• GIVEN INSTRUCTION: Comb the records below for the string "placeholder" and copy each line where it turns up.

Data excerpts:
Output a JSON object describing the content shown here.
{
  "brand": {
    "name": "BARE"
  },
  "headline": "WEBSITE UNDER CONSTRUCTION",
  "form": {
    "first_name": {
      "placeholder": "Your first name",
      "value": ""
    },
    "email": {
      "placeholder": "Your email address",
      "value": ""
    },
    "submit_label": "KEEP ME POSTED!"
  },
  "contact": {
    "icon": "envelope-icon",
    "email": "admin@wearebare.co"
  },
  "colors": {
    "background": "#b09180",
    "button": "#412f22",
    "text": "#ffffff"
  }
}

...

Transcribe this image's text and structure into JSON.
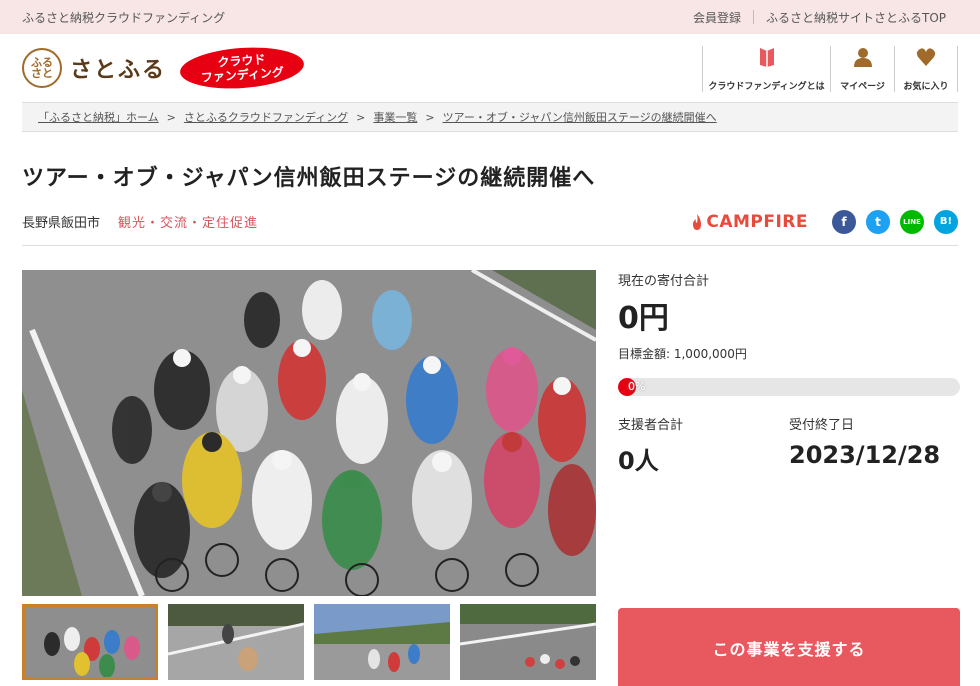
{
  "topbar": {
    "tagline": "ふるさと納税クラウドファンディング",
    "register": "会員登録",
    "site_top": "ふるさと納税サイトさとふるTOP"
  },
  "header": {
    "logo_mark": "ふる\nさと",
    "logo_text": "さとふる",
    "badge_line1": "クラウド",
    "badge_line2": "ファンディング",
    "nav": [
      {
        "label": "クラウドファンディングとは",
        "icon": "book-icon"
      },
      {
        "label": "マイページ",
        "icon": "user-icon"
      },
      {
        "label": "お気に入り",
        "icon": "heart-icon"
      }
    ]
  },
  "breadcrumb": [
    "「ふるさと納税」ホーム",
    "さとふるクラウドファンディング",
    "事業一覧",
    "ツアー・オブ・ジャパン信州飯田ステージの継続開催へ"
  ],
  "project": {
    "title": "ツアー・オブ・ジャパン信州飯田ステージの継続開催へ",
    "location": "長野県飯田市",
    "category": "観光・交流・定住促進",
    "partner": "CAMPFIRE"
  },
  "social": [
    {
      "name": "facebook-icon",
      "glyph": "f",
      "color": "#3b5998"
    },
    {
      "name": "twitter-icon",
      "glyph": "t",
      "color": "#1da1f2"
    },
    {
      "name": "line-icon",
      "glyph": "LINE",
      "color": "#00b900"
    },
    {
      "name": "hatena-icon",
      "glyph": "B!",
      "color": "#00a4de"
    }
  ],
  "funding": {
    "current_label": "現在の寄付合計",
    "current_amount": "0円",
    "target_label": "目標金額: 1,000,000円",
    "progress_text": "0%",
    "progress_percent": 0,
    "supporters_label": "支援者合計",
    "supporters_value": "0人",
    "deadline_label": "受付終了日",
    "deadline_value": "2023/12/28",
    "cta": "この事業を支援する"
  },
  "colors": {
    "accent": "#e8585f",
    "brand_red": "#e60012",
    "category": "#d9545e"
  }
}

• ANSWER TO THE PROBLEM:
      "placeholder": "Your first name",
      "placeholder": "Your email address",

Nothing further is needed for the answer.